* [Given request] Check every line below for the word "sifatini" and show those that hold it.

"""

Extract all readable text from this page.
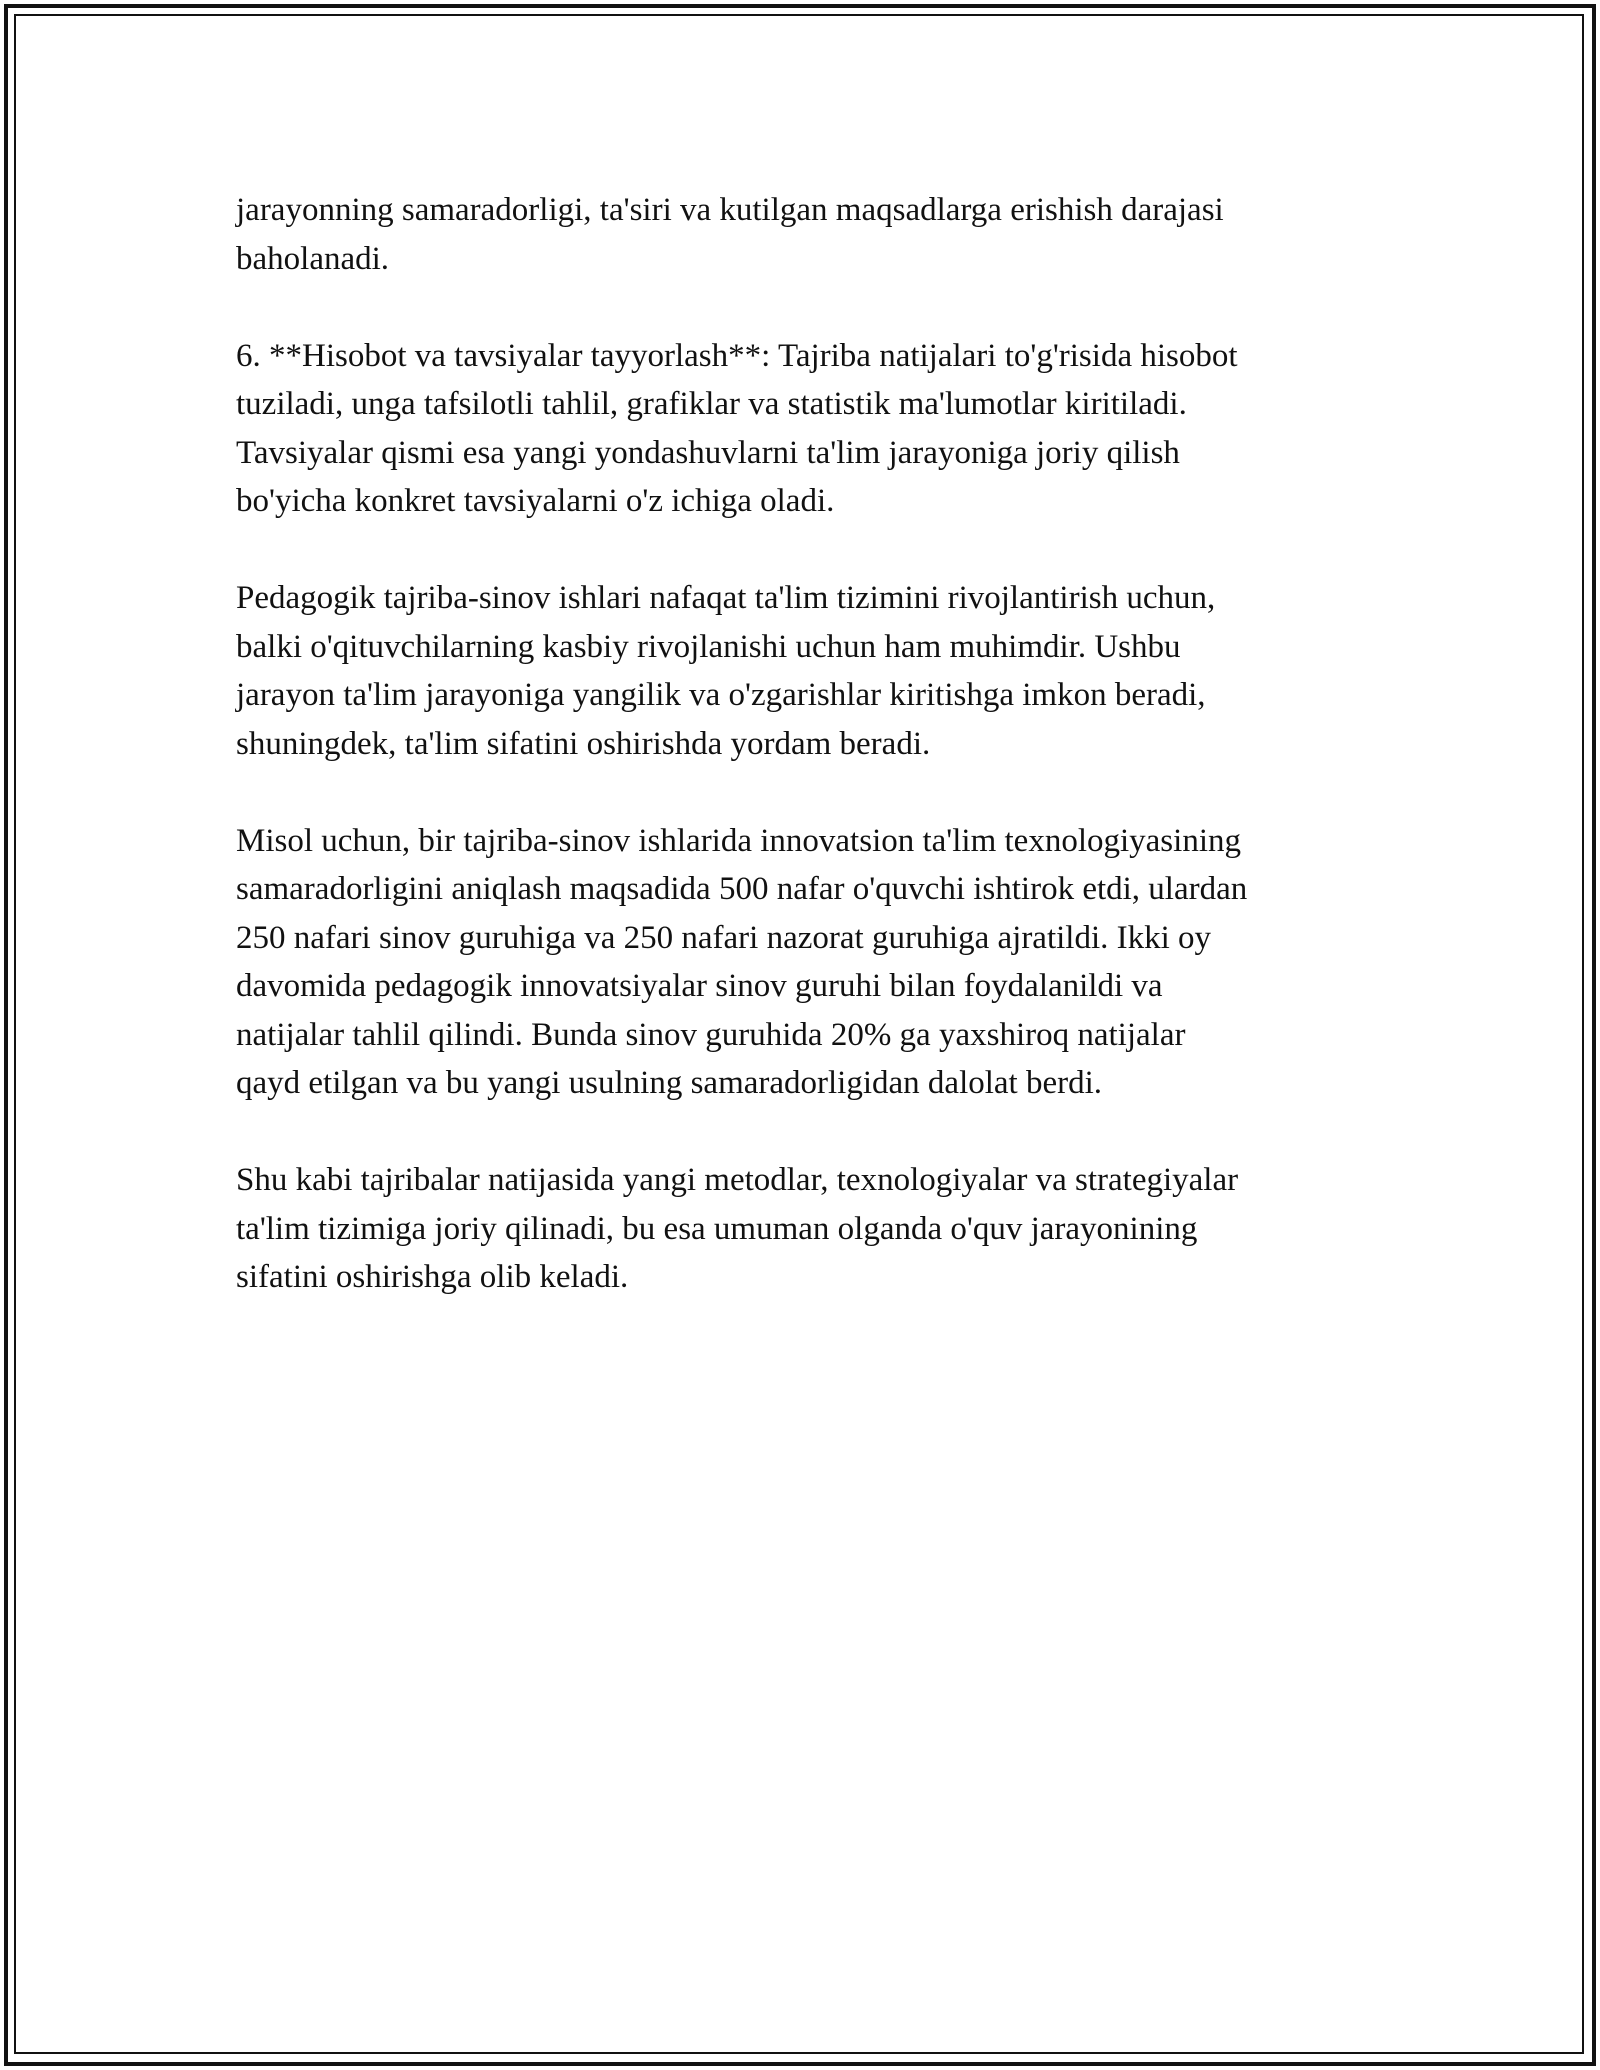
jarayonning samaradorligi, ta'siri va kutilgan maqsadlarga erishish darajasi
baholanadi.

6. **Hisobot va tavsiyalar tayyorlash**: Tajriba natijalari to'g'risida hisobot
tuziladi, unga tafsilotli tahlil, grafiklar va statistik ma'lumotlar kiritiladi.
Tavsiyalar qismi esa yangi yondashuvlarni ta'lim jarayoniga joriy qilish
bo'yicha konkret tavsiyalarni o'z ichiga oladi.

Pedagogik tajriba-sinov ishlari nafaqat ta'lim tizimini rivojlantirish uchun,
balki o'qituvchilarning kasbiy rivojlanishi uchun ham muhimdir. Ushbu
jarayon ta'lim jarayoniga yangilik va o'zgarishlar kiritishga imkon beradi,
shuningdek, ta'lim sifatini oshirishda yordam beradi.

Misol uchun, bir tajriba-sinov ishlarida innovatsion ta'lim texnologiyasining
samaradorligini aniqlash maqsadida 500 nafar o'quvchi ishtirok etdi, ulardan
250 nafari sinov guruhiga va 250 nafari nazorat guruhiga ajratildi. Ikki oy
davomida pedagogik innovatsiyalar sinov guruhi bilan foydalanildi va
natijalar tahlil qilindi. Bunda sinov guruhida 20% ga yaxshiroq natijalar
qayd etilgan va bu yangi usulning samaradorligidan dalolat berdi.

Shu kabi tajribalar natijasida yangi metodlar, texnologiyalar va strategiyalar
ta'lim tizimiga joriy qilinadi, bu esa umuman olganda o'quv jarayonining
sifatini oshirishga olib keladi.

"""

* [Task output]
shuningdek, ta'lim sifatini oshirishda yordam beradi.
sifatini oshirishga olib keladi.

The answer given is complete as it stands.